Given problem: The complete listing should be restated exactly.

Extracted records:
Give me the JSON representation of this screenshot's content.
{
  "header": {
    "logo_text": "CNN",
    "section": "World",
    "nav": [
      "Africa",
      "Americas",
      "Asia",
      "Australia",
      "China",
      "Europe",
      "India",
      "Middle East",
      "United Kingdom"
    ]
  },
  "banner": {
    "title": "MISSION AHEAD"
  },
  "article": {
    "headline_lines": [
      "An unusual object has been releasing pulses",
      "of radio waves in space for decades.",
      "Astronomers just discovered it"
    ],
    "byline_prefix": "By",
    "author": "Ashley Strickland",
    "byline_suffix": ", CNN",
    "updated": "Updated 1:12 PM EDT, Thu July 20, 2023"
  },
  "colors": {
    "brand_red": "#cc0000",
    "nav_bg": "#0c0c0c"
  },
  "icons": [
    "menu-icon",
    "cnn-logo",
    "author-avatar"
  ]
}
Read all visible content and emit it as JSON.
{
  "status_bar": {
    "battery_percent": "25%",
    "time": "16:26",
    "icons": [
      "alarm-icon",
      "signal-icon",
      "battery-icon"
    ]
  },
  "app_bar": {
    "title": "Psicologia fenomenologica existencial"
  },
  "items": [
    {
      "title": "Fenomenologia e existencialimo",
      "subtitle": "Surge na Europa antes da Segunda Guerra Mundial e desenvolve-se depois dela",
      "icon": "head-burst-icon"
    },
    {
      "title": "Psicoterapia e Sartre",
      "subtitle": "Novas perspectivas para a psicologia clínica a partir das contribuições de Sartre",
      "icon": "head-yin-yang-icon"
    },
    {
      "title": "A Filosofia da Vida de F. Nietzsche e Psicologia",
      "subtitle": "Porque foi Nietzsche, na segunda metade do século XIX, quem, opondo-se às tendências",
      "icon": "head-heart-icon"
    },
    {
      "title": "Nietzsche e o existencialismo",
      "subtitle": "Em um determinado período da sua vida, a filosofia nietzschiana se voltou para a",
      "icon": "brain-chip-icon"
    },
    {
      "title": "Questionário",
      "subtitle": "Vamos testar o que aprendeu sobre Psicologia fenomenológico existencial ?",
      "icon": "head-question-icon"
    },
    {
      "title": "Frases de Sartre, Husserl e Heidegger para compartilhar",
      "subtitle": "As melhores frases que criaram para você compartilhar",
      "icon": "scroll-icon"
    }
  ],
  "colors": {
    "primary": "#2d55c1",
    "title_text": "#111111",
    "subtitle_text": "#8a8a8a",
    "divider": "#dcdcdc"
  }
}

Response to this exercise:
Give me the JSON representation of this screenshot's content.
{
  "header": {
    "logo_text": "CNN",
    "section": "World",
    "nav": [
      "Africa",
      "Americas",
      "Asia",
      "Australia",
      "China",
      "Europe",
      "India",
      "Middle East",
      "United Kingdom"
    ]
  },
  "banner": {
    "title": "MISSION AHEAD"
  },
  "article": {
    "headline_lines": [
      "An unusual object has been releasing pulses",
      "of radio waves in space for decades.",
      "Astronomers just discovered it"
    ],
    "byline_prefix": "By",
    "author": "Ashley Strickland",
    "byline_suffix": ", CNN",
    "updated": "Updated 1:12 PM EDT, Thu July 20, 2023"
  },
  "colors": {
    "brand_red": "#cc0000",
    "nav_bg": "#0c0c0c"
  },
  "icons": [
    "menu-icon",
    "cnn-logo",
    "author-avatar"
  ]
}
Read all visible content and emit it as JSON.
{
  "status_bar": {
    "battery_percent": "25%",
    "time": "16:26",
    "icons": [
      "alarm-icon",
      "signal-icon",
      "battery-icon"
    ]
  },
  "app_bar": {
    "title": "Psicologia fenomenologica existencial"
  },
  "items": [
    {
      "title": "Fenomenologia e existencialimo",
      "subtitle": "Surge na Europa antes da Segunda Guerra Mundial e desenvolve-se depois dela",
      "icon": "head-burst-icon"
    },
    {
      "title": "Psicoterapia e Sartre",
      "subtitle": "Novas perspectivas para a psicologia clínica a partir das contribuições de Sartre",
      "icon": "head-yin-yang-icon"
    },
    {
      "title": "A Filosofia da Vida de F. Nietzsche e Psicologia",
      "subtitle": "Porque foi Nietzsche, na segunda metade do século XIX, quem, opondo-se às tendências",
      "icon": "head-heart-icon"
    },
    {
      "title": "Nietzsche e o existencialismo",
      "subtitle": "Em um determinado período da sua vida, a filosofia nietzschiana se voltou para a",
      "icon": "brain-chip-icon"
    },
    {
      "title": "Questionário",
      "subtitle": "Vamos testar o que aprendeu sobre Psicologia fenomenológico existencial ?",
      "icon": "head-question-icon"
    },
    {
      "title": "Frases de Sartre, Husserl e Heidegger para compartilhar",
      "subtitle": "As melhores frases que criaram para você compartilhar",
      "icon": "scroll-icon"
    }
  ],
  "colors": {
    "primary": "#2d55c1",
    "title_text": "#111111",
    "subtitle_text": "#8a8a8a",
    "divider": "#dcdcdc"
  }
}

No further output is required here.